Below is a block of records: output all of them exactly and leave out the pictures.

→ **Data listing**:
[start]
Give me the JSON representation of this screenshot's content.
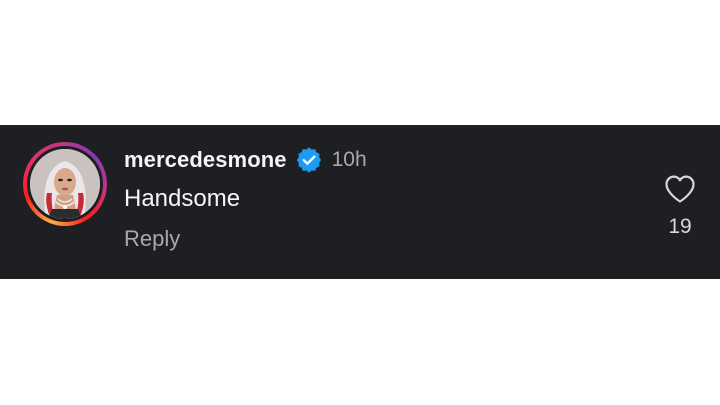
{
  "comment": {
    "username": "mercedesmone",
    "verified_icon": "verified-badge-icon",
    "timestamp": "10h",
    "text": "Handsome",
    "reply_label": "Reply",
    "like_icon": "heart-icon",
    "like_count": "19"
  },
  "colors": {
    "background": "#1e1f23",
    "verified_blue": "#1d9bf0",
    "text_primary": "#f5f5f5",
    "text_secondary": "#a8a8ad"
  }
}
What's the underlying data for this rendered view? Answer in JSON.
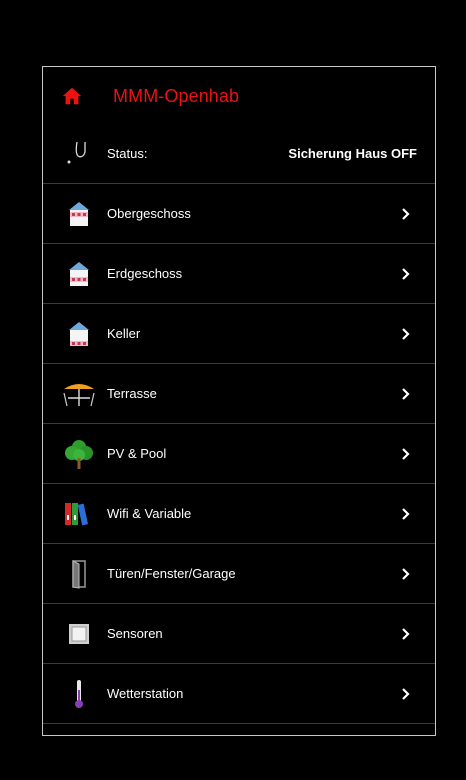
{
  "header": {
    "title": "MMM-Openhab",
    "icon": "home-icon"
  },
  "status": {
    "label": "Status:",
    "value": "Sicherung Haus OFF",
    "icon": "alarm-icon"
  },
  "items": [
    {
      "label": "Obergeschoss",
      "icon": "house-icon"
    },
    {
      "label": "Erdgeschoss",
      "icon": "house-icon"
    },
    {
      "label": "Keller",
      "icon": "house-icon"
    },
    {
      "label": "Terrasse",
      "icon": "parasol-table-icon"
    },
    {
      "label": "PV & Pool",
      "icon": "tree-icon"
    },
    {
      "label": "Wifi & Variable",
      "icon": "binders-icon"
    },
    {
      "label": "Türen/Fenster/Garage",
      "icon": "door-icon"
    },
    {
      "label": "Sensoren",
      "icon": "frame-icon"
    },
    {
      "label": "Wetterstation",
      "icon": "thermometer-icon"
    }
  ],
  "colors": {
    "accent": "#ee1111",
    "background": "#000000",
    "border": "#c8c8c8",
    "divider": "#3a3a3a"
  }
}
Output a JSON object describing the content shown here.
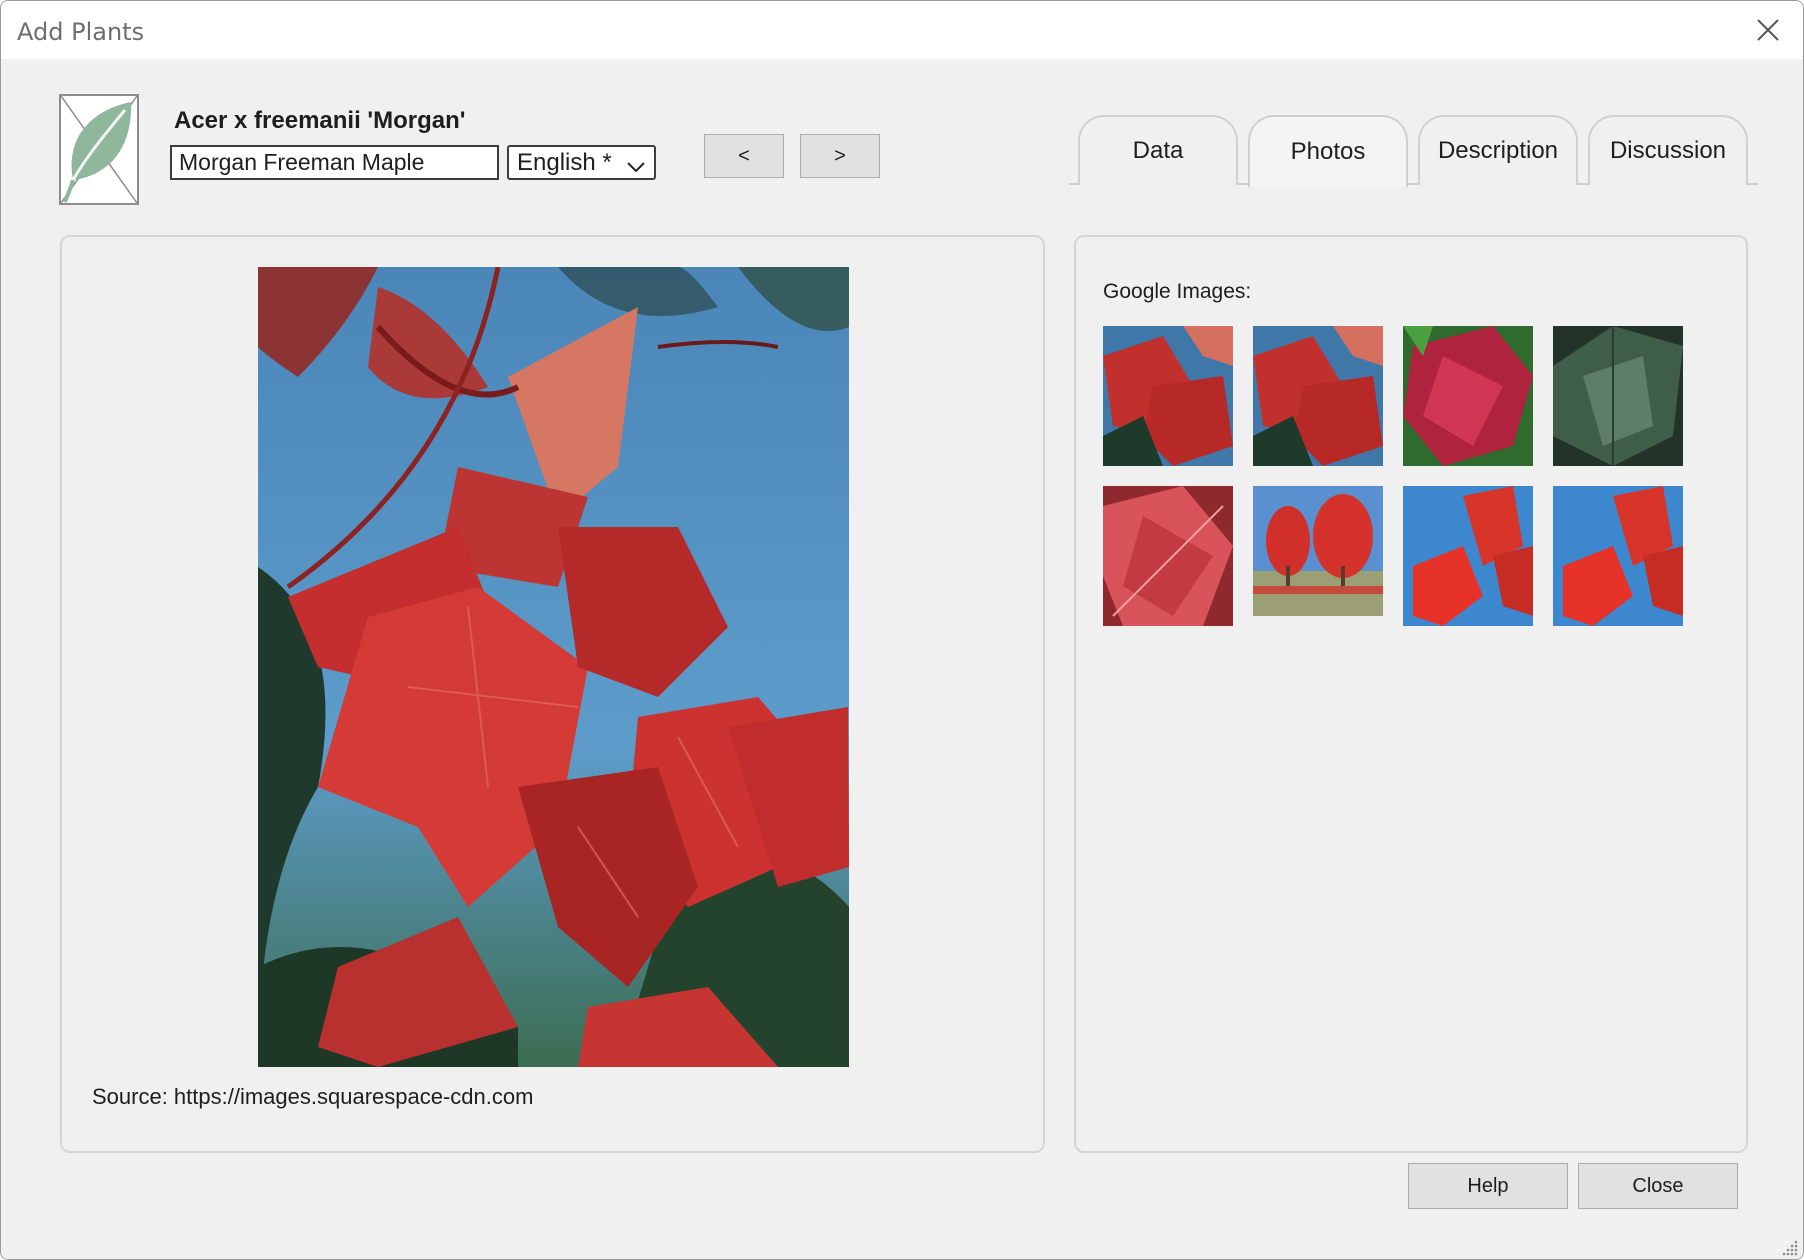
{
  "window": {
    "title": "Add Plants",
    "close_icon": "close-icon"
  },
  "plant": {
    "botanical_name": "Acer x freemanii 'Morgan'",
    "common_name": "Morgan Freeman Maple",
    "language": "English *",
    "icon": "leaf-icon"
  },
  "nav": {
    "prev_label": "<",
    "next_label": ">"
  },
  "tabs": [
    {
      "label": "Data",
      "active": false
    },
    {
      "label": "Photos",
      "active": true
    },
    {
      "label": "Description",
      "active": false
    },
    {
      "label": "Discussion",
      "active": false
    }
  ],
  "photo": {
    "source_label": "Source: https://images.squarespace-cdn.com"
  },
  "google_images": {
    "label": "Google Images:",
    "thumbnails": [
      "red-maple-branch",
      "red-maple-branch",
      "magenta-maple-leaves",
      "green-maple-leaves",
      "red-maple-leaf-closeup",
      "red-maple-trees-field",
      "red-leaves-blue-sky",
      "red-leaves-blue-sky"
    ]
  },
  "footer": {
    "help_label": "Help",
    "close_label": "Close"
  },
  "colors": {
    "window_bg": "#f0f0f0",
    "button_bg": "#e1e1e1",
    "leaf": "#8fb79c",
    "maple_red": "#c8282a",
    "sky": "#4a8ec0"
  }
}
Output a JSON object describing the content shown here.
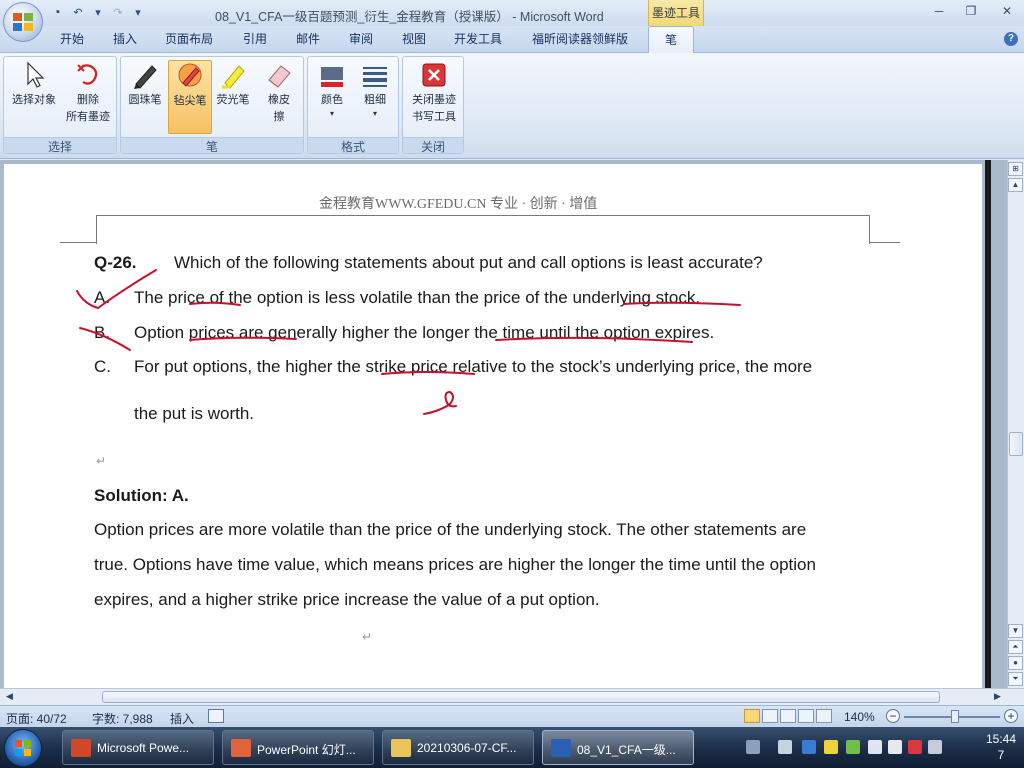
[end]
→ **Correct answer**:
Give me the JSON representation of this screenshot's content.
{
  "comment": {
    "username": "mercedesmone",
    "verified_icon": "verified-badge-icon",
    "timestamp": "10h",
    "text": "Handsome",
    "reply_label": "Reply",
    "like_icon": "heart-icon",
    "like_count": "19"
  },
  "colors": {
    "background": "#1e1f23",
    "verified_blue": "#1d9bf0",
    "text_primary": "#f5f5f5",
    "text_secondary": "#a8a8ad"
  }
}
What's the underlying data for this rendered view? Answer in JSON.
{
  "header": {
    "title": "MMM-Openhab",
    "icon": "home-icon"
  },
  "status": {
    "label": "Status:",
    "value": "Sicherung Haus OFF",
    "icon": "alarm-icon"
  },
  "items": [
    {
      "label": "Obergeschoss",
      "icon": "house-icon"
    },
    {
      "label": "Erdgeschoss",
      "icon": "house-icon"
    },
    {
      "label": "Keller",
      "icon": "house-icon"
    },
    {
      "label": "Terrasse",
      "icon": "parasol-table-icon"
    },
    {
      "label": "PV & Pool",
      "icon": "tree-icon"
    },
    {
      "label": "Wifi & Variable",
      "icon": "binders-icon"
    },
    {
      "label": "Türen/Fenster/Garage",
      "icon": "door-icon"
    },
    {
      "label": "Sensoren",
      "icon": "frame-icon"
    },
    {
      "label": "Wetterstation",
      "icon": "thermometer-icon"
    }
  ],
  "colors": {
    "accent": "#ee1111",
    "background": "#000000",
    "border": "#c8c8c8",
    "divider": "#3a3a3a"
  }
}
Output a JSON object describing the content shown here.
{
  "window": {
    "title": "Add Plants",
    "close_icon": "close-icon"
  },
  "plant": {
    "botanical_name": "Acer x freemanii 'Morgan'",
    "common_name": "Morgan Freeman Maple",
    "language": "English *",
    "icon": "leaf-icon"
  },
  "nav": {
    "prev_label": "<",
    "next_label": ">"
  },
  "tabs": [
    {
      "label": "Data",
      "active": false
    },
    {
      "label": "Photos",
      "active": true
    },
    {
      "label": "Description",
      "active": false
    },
    {
      "label": "Discussion",
      "active": false
    }
  ],
  "photo": {
    "source_label": "Source: https://images.squarespace-cdn.com"
  },
  "google_images": {
    "label": "Google Images:",
    "thumbnails": [
      "red-maple-branch",
      "red-maple-branch",
      "magenta-maple-leaves",
      "green-maple-leaves",
      "red-maple-leaf-closeup",
      "red-maple-trees-field",
      "red-leaves-blue-sky",
      "red-leaves-blue-sky"
    ]
  },
  "footer": {
    "help_label": "Help",
    "close_label": "Close"
  },
  "colors": {
    "window_bg": "#f0f0f0",
    "button_bg": "#e1e1e1",
    "leaf": "#8fb79c",
    "maple_red": "#c8282a",
    "sky": "#4a8ec0"
  }
}
Output a JSON object describing the content shown here.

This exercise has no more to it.